--- INSTRUCTIONS FOR THE TASK ---
Every record must be repeated exactly, with no omission.

— start of AVAILABLE DATA —

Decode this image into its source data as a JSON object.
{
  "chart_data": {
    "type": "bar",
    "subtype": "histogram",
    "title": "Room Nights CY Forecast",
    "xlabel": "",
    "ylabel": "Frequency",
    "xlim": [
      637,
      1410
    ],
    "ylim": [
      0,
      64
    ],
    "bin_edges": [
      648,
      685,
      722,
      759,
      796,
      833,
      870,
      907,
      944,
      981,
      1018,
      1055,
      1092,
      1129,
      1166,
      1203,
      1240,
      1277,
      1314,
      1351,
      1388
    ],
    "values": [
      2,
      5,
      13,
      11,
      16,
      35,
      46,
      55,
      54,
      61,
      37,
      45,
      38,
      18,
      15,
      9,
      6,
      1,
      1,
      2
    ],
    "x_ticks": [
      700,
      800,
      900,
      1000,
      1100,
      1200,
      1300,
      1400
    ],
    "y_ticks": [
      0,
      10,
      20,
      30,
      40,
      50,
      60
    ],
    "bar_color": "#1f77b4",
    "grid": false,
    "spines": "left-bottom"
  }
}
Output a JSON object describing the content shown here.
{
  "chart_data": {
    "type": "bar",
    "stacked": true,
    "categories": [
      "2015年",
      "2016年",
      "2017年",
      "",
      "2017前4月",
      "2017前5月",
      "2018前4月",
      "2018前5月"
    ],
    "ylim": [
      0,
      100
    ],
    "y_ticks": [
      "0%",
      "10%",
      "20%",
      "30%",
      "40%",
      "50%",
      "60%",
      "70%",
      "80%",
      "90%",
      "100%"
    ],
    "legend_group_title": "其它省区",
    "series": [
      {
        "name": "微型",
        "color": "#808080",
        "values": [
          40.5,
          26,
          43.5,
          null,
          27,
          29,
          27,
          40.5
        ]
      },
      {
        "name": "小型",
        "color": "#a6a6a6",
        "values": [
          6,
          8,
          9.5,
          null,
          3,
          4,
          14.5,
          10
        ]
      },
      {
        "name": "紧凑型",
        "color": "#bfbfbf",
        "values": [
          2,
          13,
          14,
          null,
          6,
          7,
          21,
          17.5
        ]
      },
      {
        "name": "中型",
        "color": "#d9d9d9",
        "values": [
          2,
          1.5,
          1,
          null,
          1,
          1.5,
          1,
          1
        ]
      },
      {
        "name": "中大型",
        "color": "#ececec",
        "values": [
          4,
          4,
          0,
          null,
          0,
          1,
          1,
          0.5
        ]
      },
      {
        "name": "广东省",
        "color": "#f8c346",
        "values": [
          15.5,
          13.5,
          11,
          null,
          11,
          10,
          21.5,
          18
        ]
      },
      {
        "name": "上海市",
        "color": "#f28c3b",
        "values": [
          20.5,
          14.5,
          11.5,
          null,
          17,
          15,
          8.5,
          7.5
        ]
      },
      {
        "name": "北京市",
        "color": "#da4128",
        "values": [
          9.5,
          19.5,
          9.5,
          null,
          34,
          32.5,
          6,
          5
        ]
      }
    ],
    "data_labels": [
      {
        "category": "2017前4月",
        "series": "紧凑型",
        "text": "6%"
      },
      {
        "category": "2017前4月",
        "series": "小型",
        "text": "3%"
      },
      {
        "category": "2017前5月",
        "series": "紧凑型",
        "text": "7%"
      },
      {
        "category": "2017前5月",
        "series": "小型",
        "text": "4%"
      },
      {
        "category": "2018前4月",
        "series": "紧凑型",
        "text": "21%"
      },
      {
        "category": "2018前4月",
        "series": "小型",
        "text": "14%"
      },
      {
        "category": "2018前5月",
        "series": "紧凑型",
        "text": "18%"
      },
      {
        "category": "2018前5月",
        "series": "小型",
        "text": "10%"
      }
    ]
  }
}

— end of AVAILABLE DATA —

--- OUTPUT OF THE EXERCISE ---
Decode this image into its source data as a JSON object.
{
  "chart_data": {
    "type": "bar",
    "subtype": "histogram",
    "title": "Room Nights CY Forecast",
    "xlabel": "",
    "ylabel": "Frequency",
    "xlim": [
      637,
      1410
    ],
    "ylim": [
      0,
      64
    ],
    "bin_edges": [
      648,
      685,
      722,
      759,
      796,
      833,
      870,
      907,
      944,
      981,
      1018,
      1055,
      1092,
      1129,
      1166,
      1203,
      1240,
      1277,
      1314,
      1351,
      1388
    ],
    "values": [
      2,
      5,
      13,
      11,
      16,
      35,
      46,
      55,
      54,
      61,
      37,
      45,
      38,
      18,
      15,
      9,
      6,
      1,
      1,
      2
    ],
    "x_ticks": [
      700,
      800,
      900,
      1000,
      1100,
      1200,
      1300,
      1400
    ],
    "y_ticks": [
      0,
      10,
      20,
      30,
      40,
      50,
      60
    ],
    "bar_color": "#1f77b4",
    "grid": false,
    "spines": "left-bottom"
  }
}
Output a JSON object describing the content shown here.
{
  "chart_data": {
    "type": "bar",
    "stacked": true,
    "categories": [
      "2015年",
      "2016年",
      "2017年",
      "",
      "2017前4月",
      "2017前5月",
      "2018前4月",
      "2018前5月"
    ],
    "ylim": [
      0,
      100
    ],
    "y_ticks": [
      "0%",
      "10%",
      "20%",
      "30%",
      "40%",
      "50%",
      "60%",
      "70%",
      "80%",
      "90%",
      "100%"
    ],
    "legend_group_title": "其它省区",
    "series": [
      {
        "name": "微型",
        "color": "#808080",
        "values": [
          40.5,
          26,
          43.5,
          null,
          27,
          29,
          27,
          40.5
        ]
      },
      {
        "name": "小型",
        "color": "#a6a6a6",
        "values": [
          6,
          8,
          9.5,
          null,
          3,
          4,
          14.5,
          10
        ]
      },
      {
        "name": "紧凑型",
        "color": "#bfbfbf",
        "values": [
          2,
          13,
          14,
          null,
          6,
          7,
          21,
          17.5
        ]
      },
      {
        "name": "中型",
        "color": "#d9d9d9",
        "values": [
          2,
          1.5,
          1,
          null,
          1,
          1.5,
          1,
          1
        ]
      },
      {
        "name": "中大型",
        "color": "#ececec",
        "values": [
          4,
          4,
          0,
          null,
          0,
          1,
          1,
          0.5
        ]
      },
      {
        "name": "广东省",
        "color": "#f8c346",
        "values": [
          15.5,
          13.5,
          11,
          null,
          11,
          10,
          21.5,
          18
        ]
      },
      {
        "name": "上海市",
        "color": "#f28c3b",
        "values": [
          20.5,
          14.5,
          11.5,
          null,
          17,
          15,
          8.5,
          7.5
        ]
      },
      {
        "name": "北京市",
        "color": "#da4128",
        "values": [
          9.5,
          19.5,
          9.5,
          null,
          34,
          32.5,
          6,
          5
        ]
      }
    ],
    "data_labels": [
      {
        "category": "2017前4月",
        "series": "紧凑型",
        "text": "6%"
      },
      {
        "category": "2017前4月",
        "series": "小型",
        "text": "3%"
      },
      {
        "category": "2017前5月",
        "series": "紧凑型",
        "text": "7%"
      },
      {
        "category": "2017前5月",
        "series": "小型",
        "text": "4%"
      },
      {
        "category": "2018前4月",
        "series": "紧凑型",
        "text": "21%"
      },
      {
        "category": "2018前4月",
        "series": "小型",
        "text": "14%"
      },
      {
        "category": "2018前5月",
        "series": "紧凑型",
        "text": "18%"
      },
      {
        "category": "2018前5月",
        "series": "小型",
        "text": "10%"
      }
    ]
  }
}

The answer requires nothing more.